PROBLEM REQUIREMENTS >>
Every line in the records below with the string "title" is to be copied out.

THE INPUT >>
>>>>

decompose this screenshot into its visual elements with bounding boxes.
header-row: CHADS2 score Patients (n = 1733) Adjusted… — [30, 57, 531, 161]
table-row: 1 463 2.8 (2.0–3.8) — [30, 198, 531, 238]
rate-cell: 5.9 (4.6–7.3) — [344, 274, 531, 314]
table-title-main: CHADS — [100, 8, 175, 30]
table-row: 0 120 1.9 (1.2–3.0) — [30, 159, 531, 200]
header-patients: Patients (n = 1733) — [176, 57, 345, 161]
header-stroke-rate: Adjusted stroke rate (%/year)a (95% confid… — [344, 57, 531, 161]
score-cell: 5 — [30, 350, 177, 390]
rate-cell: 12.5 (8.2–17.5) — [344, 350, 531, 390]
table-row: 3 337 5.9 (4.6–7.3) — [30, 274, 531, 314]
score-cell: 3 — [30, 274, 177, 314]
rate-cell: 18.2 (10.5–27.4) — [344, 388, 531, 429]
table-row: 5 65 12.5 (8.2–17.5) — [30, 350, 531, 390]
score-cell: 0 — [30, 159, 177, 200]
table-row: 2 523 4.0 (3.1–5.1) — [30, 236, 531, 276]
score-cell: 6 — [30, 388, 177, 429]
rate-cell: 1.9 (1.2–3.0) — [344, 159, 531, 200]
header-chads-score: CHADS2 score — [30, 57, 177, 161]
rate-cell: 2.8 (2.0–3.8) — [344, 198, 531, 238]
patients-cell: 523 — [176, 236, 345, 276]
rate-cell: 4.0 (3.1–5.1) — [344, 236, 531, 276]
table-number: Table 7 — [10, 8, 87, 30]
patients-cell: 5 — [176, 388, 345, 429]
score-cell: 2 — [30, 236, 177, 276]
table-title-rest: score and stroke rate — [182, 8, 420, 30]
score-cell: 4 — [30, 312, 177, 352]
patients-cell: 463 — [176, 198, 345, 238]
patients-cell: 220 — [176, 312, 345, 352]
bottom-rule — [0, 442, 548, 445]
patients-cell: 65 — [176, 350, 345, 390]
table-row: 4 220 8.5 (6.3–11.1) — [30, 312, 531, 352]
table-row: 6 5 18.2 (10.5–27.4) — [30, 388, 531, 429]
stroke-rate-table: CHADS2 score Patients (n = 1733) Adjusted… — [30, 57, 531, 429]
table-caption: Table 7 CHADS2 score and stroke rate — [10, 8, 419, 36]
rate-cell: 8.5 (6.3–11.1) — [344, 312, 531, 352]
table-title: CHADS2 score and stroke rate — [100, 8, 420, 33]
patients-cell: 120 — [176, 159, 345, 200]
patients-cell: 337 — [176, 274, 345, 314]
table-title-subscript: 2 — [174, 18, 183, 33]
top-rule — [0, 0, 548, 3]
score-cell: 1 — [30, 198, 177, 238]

<<<<

OUTPUT FOR THIS TASK >>
table-title-main: CHADS — [100, 8, 175, 30]
table-title-rest: score and stroke rate — [182, 8, 420, 30]
table-title: CHADS2 score and stroke rate — [100, 8, 420, 33]
table-title-subscript: 2 — [174, 18, 183, 33]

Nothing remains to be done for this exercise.